*TAREFAS DO EXERCÍCIO*:
- 1) Traduza para o inglês esta frase do texto sobre a falência do Lehman Brothers: "A empresa de 158 anos de idade, conclui o auditor, morreu por múltiplas causas."
- 2) Prossiga, por favor, com o texto sobre a falência do Lehman Brothers a partir da última frase apresentada.

*TEXTO EXTRAÍDO*:
----

O relatório, compilado por
um auditor do banco agora extinto, causou estrondo em Wall
Street na quinta-feira. A empresa de 158 anos de idade, conclui o auditor, morreu por múltiplas causas.
Entre elas estavam maus investimentos hipotecários e, mais indiretamente,
a demanda de dois rivais,
JPMorgan Chase e Citigroup,
para que o banco apresentasse
caução se desejasse receber
empréstimos dos quais necessitava desesperadamente.
Mas o auditor, Anton Valukas, revelou também, pela primeira vez, aquilo que o relatório define como truques contábeis "deliberadamente enganosos" que o Lehman Brothers
usou para mascarar a situação
precária de suas finanças. A
quebra do banco, a maior na
história dos Estados Unidos,
abalou o mundo financeiro. O
medo de que outras instituições seguissem por esse caminho, em um efeito dominó de
falências, terminou por levar o
governo a organizar uma operação abrangente de resgate ao
setor financeiro americano.
De acordo com o relatório, o
Lehman Brothers usou uma
forma de engenharia financeira
a fim de remover temporariamente US$ 50 bilhões de suas
contas, nos meses que precederam o colapso de setembro de
2008, a fim de ocultar sua dependência de capital emprestado. Importantes executivos do
Lehman Brothers, bem como
os auditores oficiais do banco,
na Ernst & Young, estavam informados sobre a manobra, de
acordo com Valukas, que é sócio no escritório de advocacia
Jenner & Block, responsável
pelo relatório sobre a falência
do banco. Richard Fuld Jr., então presidente-executivo do
Lehman Brothers, certificou as
contas enganosas, de acordo
com relatório.

----

*CONTEÚDO DOS DADOS*:

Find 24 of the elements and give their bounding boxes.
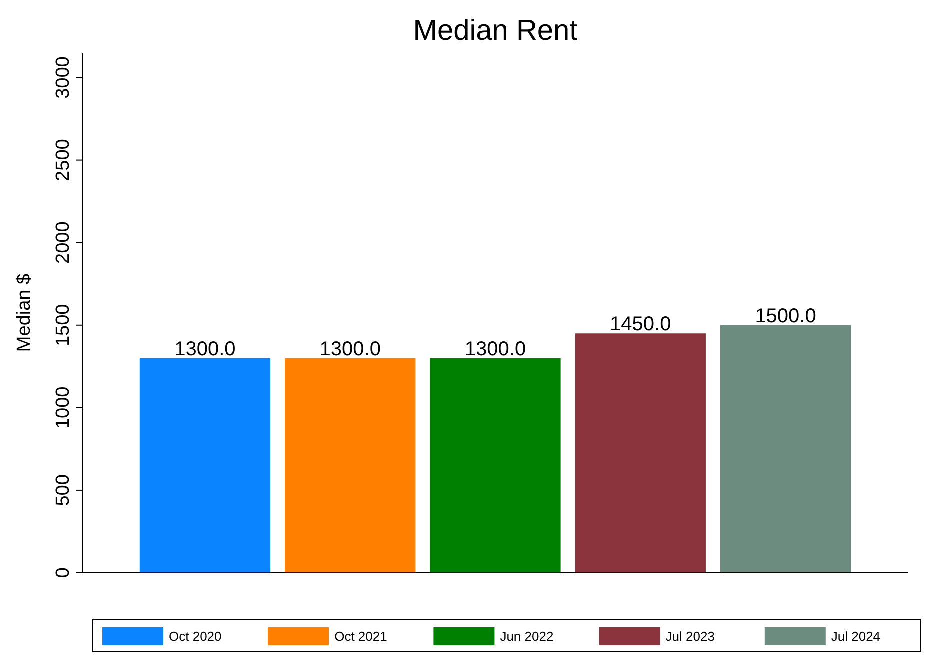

----

*RESPOSTAS*:
- 1) The 158-year-old firm, the auditor concludes, died of multiple causes.

- 2)
"Sem que o público investidor, as agências de classificação
de crédito, as autoridades regulatórias do governo e o conselho do Lehman soubessem, o
banco praticou engenharia reversa em seu nível líquido de
alavancagem, para fins de consumo público", diz Valukas.
Alerta
Fuld foi "no mínimo imensamente negligente", afirma o relatório. Henry Paulson, que era
secretário do Tesouro na época, alertou Fuld para o fato de
que o Lehman Brothers poderia quebrar, a menos que estabilizasse suas finanças ou encontrasse um comprador.
Os executivos do banco recorreram ao que o relatório caracterizou como "manipulação
ilegal de balanços", além de "erros não dolosos de julgamento
financeiro".
O relatório não extrai conclusões quanto a possíveis violações das leis financeiras norte-americanas pelos executivos
do Lehman Brothers. Mas sugere que existem indícios para
processos civis. Os executivos
do banco já são réus em processos civis, mas ainda não foram
indiciados criminalmente.
O relatório surge mais de 18
meses depois que boa parte do
Lehman Brothers foi vendida
ao Barclays, que hoje ocupa a
antiga sede do banco na região
central de Manhattan.
Grande porção do relatório
em nove volumes toma por tema as manobras contábeis, conhecidas no interior do Lehman Brothers como operações
"Repo 105".
Primeiro empregadas em
2001, muito antes da crise, as
transações "Repo 105" transferiam sigilosamente bilhões de
dólares para fora da contabilidade do Lehman Brothers, em
um período no qual o banco estava sob pesado escrutínio.
De acordo com Valukas, Fuld
ordenou que os executivos do
Lehman Brothers reduzissem
os níveis de endividamento do
banco, e dirigentes da instituição tentaram repetidamente
usar transações "Repo 105" como forma de mascarar os resultados da empresa. A lista de
executivos identificados no relatório como participantes no
uso dessa ferramenta contábil
inclui três antigos vice-presidentes financeiros do banco.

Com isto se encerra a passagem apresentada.